What do the lines say from the one containing "Read out every word on this page." to the end of the records? Restate them word for word, and only those.

** Start **

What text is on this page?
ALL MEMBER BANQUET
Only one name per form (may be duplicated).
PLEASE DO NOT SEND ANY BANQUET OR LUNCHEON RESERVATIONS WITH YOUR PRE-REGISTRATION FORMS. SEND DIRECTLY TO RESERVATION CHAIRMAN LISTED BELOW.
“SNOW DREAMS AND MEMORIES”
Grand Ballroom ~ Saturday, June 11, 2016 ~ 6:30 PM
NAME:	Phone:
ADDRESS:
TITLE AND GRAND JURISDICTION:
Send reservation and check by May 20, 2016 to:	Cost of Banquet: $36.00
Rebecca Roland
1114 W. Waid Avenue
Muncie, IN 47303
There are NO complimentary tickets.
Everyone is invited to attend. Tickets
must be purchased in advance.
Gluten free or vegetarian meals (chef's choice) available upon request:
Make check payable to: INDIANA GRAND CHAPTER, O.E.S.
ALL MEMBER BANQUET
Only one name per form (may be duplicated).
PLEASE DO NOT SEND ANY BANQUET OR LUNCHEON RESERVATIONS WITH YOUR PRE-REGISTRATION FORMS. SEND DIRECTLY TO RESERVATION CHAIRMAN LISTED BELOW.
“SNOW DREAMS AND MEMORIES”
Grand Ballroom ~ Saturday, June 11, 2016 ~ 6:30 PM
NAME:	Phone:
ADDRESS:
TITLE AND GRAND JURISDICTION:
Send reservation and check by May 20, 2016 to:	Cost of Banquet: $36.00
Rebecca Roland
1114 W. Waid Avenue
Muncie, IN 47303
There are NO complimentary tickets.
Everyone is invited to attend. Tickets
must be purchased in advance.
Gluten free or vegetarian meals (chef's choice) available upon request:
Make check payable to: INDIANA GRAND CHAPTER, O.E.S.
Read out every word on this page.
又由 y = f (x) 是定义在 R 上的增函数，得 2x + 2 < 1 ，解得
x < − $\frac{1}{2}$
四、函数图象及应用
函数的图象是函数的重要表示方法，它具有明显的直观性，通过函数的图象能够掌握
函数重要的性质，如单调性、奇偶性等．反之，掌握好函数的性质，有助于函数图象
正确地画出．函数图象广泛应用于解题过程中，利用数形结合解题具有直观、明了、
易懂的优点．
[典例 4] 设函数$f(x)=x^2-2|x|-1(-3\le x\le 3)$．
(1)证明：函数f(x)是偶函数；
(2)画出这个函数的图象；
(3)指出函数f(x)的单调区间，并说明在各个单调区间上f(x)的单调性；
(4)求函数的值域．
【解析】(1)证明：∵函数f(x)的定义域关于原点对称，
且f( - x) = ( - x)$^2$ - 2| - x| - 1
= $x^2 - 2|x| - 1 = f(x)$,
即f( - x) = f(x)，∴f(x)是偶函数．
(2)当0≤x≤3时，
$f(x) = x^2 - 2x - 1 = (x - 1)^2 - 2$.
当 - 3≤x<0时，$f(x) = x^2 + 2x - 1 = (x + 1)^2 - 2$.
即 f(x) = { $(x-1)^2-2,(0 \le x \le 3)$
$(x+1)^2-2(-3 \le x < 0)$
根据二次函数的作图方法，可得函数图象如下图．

** End **

OUTPUT OF THE TASK:
Read out every word on this page.
又由 y = f (x) 是定义在 R 上的增函数，得 2x + 2 < 1 ，解得
x < − $\frac{1}{2}$
四、函数图象及应用
函数的图象是函数的重要表示方法，它具有明显的直观性，通过函数的图象能够掌握
函数重要的性质，如单调性、奇偶性等．反之，掌握好函数的性质，有助于函数图象
正确地画出．函数图象广泛应用于解题过程中，利用数形结合解题具有直观、明了、
易懂的优点．
[典例 4] 设函数$f(x)=x^2-2|x|-1(-3\le x\le 3)$．
(1)证明：函数f(x)是偶函数；
(2)画出这个函数的图象；
(3)指出函数f(x)的单调区间，并说明在各个单调区间上f(x)的单调性；
(4)求函数的值域．
【解析】(1)证明：∵函数f(x)的定义域关于原点对称，
且f( - x) = ( - x)$^2$ - 2| - x| - 1
= $x^2 - 2|x| - 1 = f(x)$,
即f( - x) = f(x)，∴f(x)是偶函数．
(2)当0≤x≤3时，
$f(x) = x^2 - 2x - 1 = (x - 1)^2 - 2$.
当 - 3≤x<0时，$f(x) = x^2 + 2x - 1 = (x + 1)^2 - 2$.
即 f(x) = { $(x-1)^2-2,(0 \le x \le 3)$
$(x+1)^2-2(-3 \le x < 0)$
根据二次函数的作图方法，可得函数图象如下图．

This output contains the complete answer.